> Written problem
Copy every line of the listing exactly.

> Entries supplied

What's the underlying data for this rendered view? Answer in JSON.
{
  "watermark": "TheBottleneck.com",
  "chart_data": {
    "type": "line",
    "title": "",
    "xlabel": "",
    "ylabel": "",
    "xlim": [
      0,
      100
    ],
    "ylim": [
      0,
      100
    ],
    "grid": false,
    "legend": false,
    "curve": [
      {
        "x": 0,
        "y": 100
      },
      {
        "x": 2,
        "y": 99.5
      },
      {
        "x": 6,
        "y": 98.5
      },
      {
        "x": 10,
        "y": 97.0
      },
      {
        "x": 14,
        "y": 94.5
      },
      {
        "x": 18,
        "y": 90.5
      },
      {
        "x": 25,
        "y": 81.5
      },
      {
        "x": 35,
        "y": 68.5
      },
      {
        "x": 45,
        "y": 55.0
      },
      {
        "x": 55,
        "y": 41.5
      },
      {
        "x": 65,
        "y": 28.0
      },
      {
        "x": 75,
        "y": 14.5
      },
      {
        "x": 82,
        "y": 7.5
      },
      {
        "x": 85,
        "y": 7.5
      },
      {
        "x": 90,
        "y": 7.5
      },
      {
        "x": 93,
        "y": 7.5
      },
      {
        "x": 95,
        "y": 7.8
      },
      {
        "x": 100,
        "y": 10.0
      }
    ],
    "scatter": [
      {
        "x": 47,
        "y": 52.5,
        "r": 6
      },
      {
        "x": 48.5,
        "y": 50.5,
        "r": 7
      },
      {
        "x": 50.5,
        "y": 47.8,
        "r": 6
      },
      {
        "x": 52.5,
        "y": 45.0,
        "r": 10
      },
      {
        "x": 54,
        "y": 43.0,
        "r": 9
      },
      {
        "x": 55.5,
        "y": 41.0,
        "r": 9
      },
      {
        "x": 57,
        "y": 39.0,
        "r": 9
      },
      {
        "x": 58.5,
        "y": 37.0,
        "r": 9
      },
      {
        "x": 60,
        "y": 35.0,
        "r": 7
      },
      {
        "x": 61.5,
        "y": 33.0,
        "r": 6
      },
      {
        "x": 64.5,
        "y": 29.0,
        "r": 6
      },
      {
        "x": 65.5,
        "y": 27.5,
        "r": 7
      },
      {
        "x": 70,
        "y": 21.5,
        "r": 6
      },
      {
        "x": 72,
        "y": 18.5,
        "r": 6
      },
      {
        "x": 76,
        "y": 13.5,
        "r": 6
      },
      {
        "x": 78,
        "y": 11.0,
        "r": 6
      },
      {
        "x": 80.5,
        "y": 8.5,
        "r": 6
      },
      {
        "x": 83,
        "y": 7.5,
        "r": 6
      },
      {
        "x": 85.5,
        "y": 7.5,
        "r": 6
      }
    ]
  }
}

> Written solution
What's the underlying data for this rendered view? Answer in JSON.
{
  "watermark": "TheBottleneck.com",
  "chart_data": {
    "type": "line",
    "title": "",
    "xlabel": "",
    "ylabel": "",
    "xlim": [
      0,
      100
    ],
    "ylim": [
      0,
      100
    ],
    "grid": false,
    "legend": false,
    "curve": [
      {
        "x": 0,
        "y": 100
      },
      {
        "x": 2,
        "y": 99.5
      },
      {
        "x": 6,
        "y": 98.5
      },
      {
        "x": 10,
        "y": 97.0
      },
      {
        "x": 14,
        "y": 94.5
      },
      {
        "x": 18,
        "y": 90.5
      },
      {
        "x": 25,
        "y": 81.5
      },
      {
        "x": 35,
        "y": 68.5
      },
      {
        "x": 45,
        "y": 55.0
      },
      {
        "x": 55,
        "y": 41.5
      },
      {
        "x": 65,
        "y": 28.0
      },
      {
        "x": 75,
        "y": 14.5
      },
      {
        "x": 82,
        "y": 7.5
      },
      {
        "x": 85,
        "y": 7.5
      },
      {
        "x": 90,
        "y": 7.5
      },
      {
        "x": 93,
        "y": 7.5
      },
      {
        "x": 95,
        "y": 7.8
      },
      {
        "x": 100,
        "y": 10.0
      }
    ],
    "scatter": [
      {
        "x": 47,
        "y": 52.5,
        "r": 6
      },
      {
        "x": 48.5,
        "y": 50.5,
        "r": 7
      },
      {
        "x": 50.5,
        "y": 47.8,
        "r": 6
      },
      {
        "x": 52.5,
        "y": 45.0,
        "r": 10
      },
      {
        "x": 54,
        "y": 43.0,
        "r": 9
      },
      {
        "x": 55.5,
        "y": 41.0,
        "r": 9
      },
      {
        "x": 57,
        "y": 39.0,
        "r": 9
      },
      {
        "x": 58.5,
        "y": 37.0,
        "r": 9
      },
      {
        "x": 60,
        "y": 35.0,
        "r": 7
      },
      {
        "x": 61.5,
        "y": 33.0,
        "r": 6
      },
      {
        "x": 64.5,
        "y": 29.0,
        "r": 6
      },
      {
        "x": 65.5,
        "y": 27.5,
        "r": 7
      },
      {
        "x": 70,
        "y": 21.5,
        "r": 6
      },
      {
        "x": 72,
        "y": 18.5,
        "r": 6
      },
      {
        "x": 76,
        "y": 13.5,
        "r": 6
      },
      {
        "x": 78,
        "y": 11.0,
        "r": 6
      },
      {
        "x": 80.5,
        "y": 8.5,
        "r": 6
      },
      {
        "x": 83,
        "y": 7.5,
        "r": 6
      },
      {
        "x": 85.5,
        "y": 7.5,
        "r": 6
      }
    ]
  }
}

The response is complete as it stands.